Task
Copy every line that contains the string "icon" from the entries below.

[Figure content listings]
________________

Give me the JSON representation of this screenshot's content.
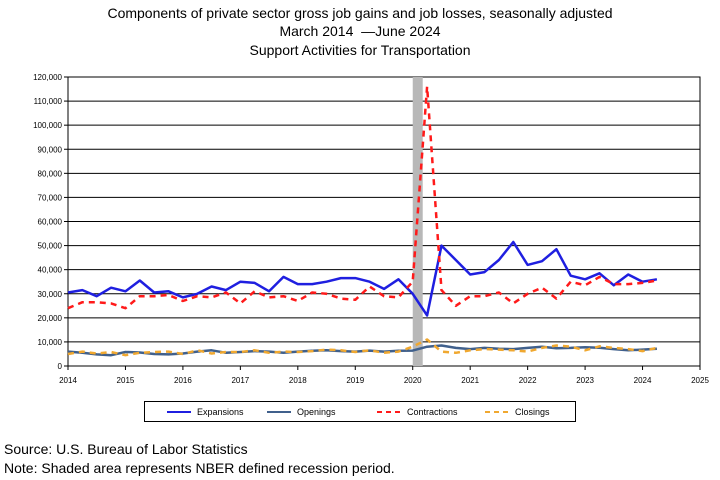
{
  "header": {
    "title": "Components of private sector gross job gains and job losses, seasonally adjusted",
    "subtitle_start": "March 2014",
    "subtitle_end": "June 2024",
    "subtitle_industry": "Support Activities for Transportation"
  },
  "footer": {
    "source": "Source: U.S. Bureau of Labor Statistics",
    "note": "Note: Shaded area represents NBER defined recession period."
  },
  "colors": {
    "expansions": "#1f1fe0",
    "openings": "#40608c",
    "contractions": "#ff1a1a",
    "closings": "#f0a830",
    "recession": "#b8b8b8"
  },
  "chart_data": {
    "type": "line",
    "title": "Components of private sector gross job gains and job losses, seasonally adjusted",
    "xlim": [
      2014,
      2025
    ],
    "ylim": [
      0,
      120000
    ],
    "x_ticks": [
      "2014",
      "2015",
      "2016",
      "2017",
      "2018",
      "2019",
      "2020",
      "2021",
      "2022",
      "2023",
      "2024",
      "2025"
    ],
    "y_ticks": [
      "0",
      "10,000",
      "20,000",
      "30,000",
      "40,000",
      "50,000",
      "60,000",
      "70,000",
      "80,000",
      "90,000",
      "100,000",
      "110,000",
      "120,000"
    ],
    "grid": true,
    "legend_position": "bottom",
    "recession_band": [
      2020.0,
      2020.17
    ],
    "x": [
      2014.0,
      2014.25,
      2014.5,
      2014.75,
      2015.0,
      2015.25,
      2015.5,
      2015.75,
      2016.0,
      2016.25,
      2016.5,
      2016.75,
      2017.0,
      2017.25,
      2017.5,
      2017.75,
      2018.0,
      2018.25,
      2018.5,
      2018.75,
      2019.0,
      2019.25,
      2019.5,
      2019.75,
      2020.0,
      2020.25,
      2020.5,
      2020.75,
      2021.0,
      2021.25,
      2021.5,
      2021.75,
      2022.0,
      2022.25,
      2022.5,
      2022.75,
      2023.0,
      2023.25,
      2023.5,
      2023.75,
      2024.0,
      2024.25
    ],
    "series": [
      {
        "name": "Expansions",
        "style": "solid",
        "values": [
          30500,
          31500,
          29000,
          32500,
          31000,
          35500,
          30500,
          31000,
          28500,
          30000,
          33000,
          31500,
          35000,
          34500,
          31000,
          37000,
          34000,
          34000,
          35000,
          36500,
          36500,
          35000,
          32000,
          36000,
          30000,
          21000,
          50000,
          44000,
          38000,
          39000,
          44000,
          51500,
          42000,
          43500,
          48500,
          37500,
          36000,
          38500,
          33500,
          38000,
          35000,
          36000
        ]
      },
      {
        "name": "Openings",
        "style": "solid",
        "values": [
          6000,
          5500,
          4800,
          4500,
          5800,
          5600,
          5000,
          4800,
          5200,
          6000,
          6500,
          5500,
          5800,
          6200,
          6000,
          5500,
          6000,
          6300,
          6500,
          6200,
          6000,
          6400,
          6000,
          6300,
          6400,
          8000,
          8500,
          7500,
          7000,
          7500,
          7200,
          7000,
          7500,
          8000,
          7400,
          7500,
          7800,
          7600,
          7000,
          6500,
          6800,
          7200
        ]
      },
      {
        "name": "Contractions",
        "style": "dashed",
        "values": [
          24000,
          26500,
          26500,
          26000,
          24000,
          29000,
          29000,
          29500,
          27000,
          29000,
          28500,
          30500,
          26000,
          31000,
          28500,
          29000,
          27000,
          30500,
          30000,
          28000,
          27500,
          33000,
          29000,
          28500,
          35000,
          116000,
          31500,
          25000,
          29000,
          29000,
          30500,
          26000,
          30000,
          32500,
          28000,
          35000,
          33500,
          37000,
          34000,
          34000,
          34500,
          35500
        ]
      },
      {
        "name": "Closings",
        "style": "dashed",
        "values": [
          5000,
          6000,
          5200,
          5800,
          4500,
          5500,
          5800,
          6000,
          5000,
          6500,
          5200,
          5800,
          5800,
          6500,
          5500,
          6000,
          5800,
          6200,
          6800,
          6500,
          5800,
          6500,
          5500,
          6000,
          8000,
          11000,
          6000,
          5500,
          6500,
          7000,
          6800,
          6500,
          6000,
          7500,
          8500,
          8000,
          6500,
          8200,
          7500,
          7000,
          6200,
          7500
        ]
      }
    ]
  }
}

________________

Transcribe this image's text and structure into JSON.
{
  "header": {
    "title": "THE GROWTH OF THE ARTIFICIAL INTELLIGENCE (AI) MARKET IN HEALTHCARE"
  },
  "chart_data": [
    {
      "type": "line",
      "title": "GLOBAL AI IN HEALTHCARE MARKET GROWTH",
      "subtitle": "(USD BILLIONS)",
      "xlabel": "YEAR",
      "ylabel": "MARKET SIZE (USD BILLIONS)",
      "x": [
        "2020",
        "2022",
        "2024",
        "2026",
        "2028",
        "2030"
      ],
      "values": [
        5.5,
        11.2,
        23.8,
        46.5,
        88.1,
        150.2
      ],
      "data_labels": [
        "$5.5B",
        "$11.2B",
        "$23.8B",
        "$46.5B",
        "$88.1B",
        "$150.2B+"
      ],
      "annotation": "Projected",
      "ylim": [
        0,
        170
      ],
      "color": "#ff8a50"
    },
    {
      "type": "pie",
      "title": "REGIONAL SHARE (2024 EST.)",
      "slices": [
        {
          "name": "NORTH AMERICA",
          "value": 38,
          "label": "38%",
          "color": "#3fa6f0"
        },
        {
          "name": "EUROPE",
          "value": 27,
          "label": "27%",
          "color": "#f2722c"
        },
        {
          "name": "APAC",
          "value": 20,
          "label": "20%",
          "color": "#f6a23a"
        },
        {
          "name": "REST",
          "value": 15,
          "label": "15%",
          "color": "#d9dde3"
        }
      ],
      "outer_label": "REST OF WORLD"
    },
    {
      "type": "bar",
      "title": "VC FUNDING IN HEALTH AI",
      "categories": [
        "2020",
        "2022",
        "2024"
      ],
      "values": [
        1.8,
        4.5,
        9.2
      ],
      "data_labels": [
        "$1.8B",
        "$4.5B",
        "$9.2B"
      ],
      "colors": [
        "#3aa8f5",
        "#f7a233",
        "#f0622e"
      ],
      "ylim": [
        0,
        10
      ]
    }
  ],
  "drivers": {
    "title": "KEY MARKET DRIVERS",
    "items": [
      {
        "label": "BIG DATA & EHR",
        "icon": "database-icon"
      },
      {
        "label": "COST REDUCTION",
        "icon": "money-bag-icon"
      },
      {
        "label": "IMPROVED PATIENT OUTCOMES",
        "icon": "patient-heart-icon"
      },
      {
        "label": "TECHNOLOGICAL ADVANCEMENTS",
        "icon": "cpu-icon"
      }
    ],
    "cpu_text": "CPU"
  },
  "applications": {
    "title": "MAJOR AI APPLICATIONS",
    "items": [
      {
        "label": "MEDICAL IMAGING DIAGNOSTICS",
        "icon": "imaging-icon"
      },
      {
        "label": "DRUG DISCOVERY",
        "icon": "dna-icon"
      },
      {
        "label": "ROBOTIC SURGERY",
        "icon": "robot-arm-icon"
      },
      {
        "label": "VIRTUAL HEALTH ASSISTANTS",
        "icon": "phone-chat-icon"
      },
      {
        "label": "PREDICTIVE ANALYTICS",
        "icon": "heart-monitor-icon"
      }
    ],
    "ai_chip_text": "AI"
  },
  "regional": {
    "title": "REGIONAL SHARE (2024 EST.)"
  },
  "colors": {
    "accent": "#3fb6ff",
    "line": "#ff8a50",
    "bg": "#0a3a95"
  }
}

________________

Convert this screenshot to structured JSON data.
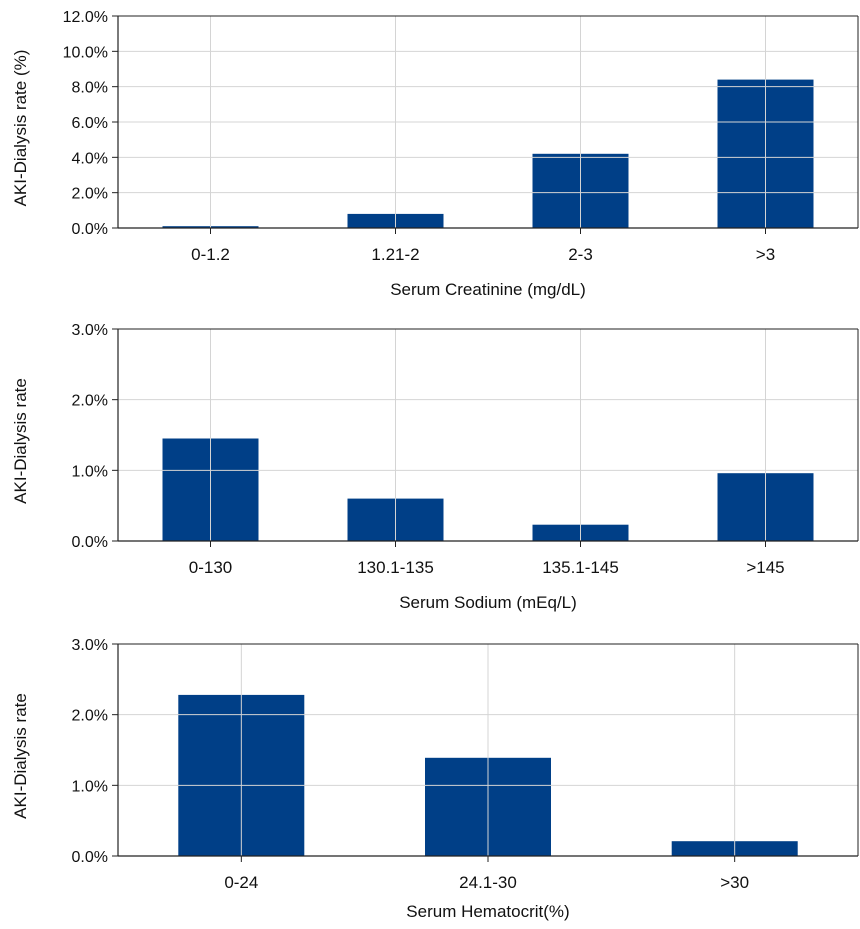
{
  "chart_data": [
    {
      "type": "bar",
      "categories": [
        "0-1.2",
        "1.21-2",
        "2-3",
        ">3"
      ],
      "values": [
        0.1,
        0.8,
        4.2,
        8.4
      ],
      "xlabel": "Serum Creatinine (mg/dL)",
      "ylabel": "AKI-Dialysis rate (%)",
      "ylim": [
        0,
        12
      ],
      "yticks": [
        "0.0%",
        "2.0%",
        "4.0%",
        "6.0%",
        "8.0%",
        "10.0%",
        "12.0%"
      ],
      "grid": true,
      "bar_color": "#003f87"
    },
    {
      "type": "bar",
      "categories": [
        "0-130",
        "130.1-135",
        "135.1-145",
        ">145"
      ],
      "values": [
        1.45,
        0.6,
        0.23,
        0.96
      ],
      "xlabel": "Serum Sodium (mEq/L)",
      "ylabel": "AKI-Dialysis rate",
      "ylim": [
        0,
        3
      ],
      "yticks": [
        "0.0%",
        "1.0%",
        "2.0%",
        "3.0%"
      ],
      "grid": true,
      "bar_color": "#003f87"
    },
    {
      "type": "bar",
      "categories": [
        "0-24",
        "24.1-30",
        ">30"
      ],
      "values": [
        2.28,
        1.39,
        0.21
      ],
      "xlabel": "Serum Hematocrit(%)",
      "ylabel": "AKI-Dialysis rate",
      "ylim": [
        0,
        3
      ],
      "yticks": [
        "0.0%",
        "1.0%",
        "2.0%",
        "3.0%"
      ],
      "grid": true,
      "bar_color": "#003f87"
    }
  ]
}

________________

Answer to the problem
        "icon": "database-icon"
        "icon": "money-bag-icon"
        "icon": "patient-heart-icon"
        "icon": "cpu-icon"
        "icon": "imaging-icon"
        "icon": "dna-icon"
        "icon": "robot-arm-icon"
        "icon": "phone-chat-icon"
        "icon": "heart-monitor-icon"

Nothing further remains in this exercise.